(Part of a data file)
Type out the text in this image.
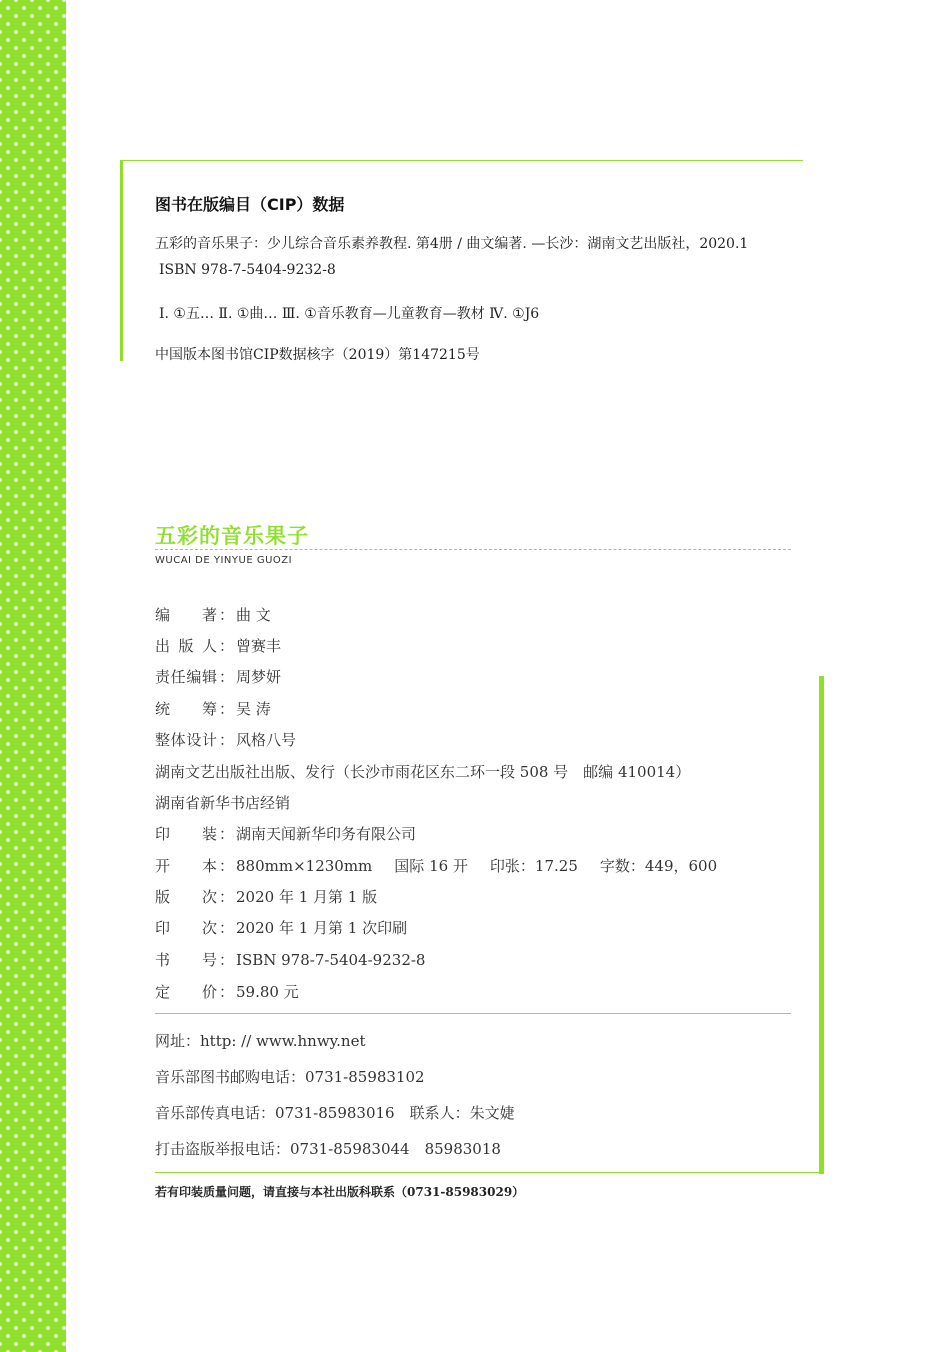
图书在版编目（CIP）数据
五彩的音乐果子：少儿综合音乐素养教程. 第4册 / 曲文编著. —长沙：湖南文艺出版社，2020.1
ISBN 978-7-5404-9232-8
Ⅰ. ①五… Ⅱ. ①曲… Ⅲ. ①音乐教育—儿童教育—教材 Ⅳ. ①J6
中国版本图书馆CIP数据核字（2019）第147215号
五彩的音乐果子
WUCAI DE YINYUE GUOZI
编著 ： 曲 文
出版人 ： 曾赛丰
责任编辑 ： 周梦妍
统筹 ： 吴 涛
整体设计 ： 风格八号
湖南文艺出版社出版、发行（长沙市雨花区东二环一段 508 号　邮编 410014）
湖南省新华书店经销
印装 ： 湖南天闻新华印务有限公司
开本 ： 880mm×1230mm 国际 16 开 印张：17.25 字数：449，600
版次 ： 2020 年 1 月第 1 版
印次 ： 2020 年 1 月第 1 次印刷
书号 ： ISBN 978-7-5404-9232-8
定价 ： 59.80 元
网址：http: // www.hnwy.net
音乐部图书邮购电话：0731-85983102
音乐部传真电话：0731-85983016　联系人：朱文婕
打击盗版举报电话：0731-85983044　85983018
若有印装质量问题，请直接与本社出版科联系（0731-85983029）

WHAT THE TASK REQUIRES
Repeat the material verbatim. Do not carry over any picture.

WORKED ANSWER
Type out the text in this image.
图书在版编目（CIP）数据
五彩的音乐果子：少儿综合音乐素养教程. 第4册 / 曲文编著. —长沙：湖南文艺出版社，2020.1
ISBN 978-7-5404-9232-8
Ⅰ. ①五… Ⅱ. ①曲… Ⅲ. ①音乐教育—儿童教育—教材 Ⅳ. ①J6
中国版本图书馆CIP数据核字（2019）第147215号
五彩的音乐果子
WUCAI DE YINYUE GUOZI
编著 ： 曲 文
出版人 ： 曾赛丰
责任编辑 ： 周梦妍
统筹 ： 吴 涛
整体设计 ： 风格八号
湖南文艺出版社出版、发行（长沙市雨花区东二环一段 508 号　邮编 410014）
湖南省新华书店经销
印装 ： 湖南天闻新华印务有限公司
开本 ： 880mm×1230mm 国际 16 开 印张：17.25 字数：449，600
版次 ： 2020 年 1 月第 1 版
印次 ： 2020 年 1 月第 1 次印刷
书号 ： ISBN 978-7-5404-9232-8
定价 ： 59.80 元
网址：http: // www.hnwy.net
音乐部图书邮购电话：0731-85983102
音乐部传真电话：0731-85983016　联系人：朱文婕
打击盗版举报电话：0731-85983044　85983018
若有印装质量问题，请直接与本社出版科联系（0731-85983029）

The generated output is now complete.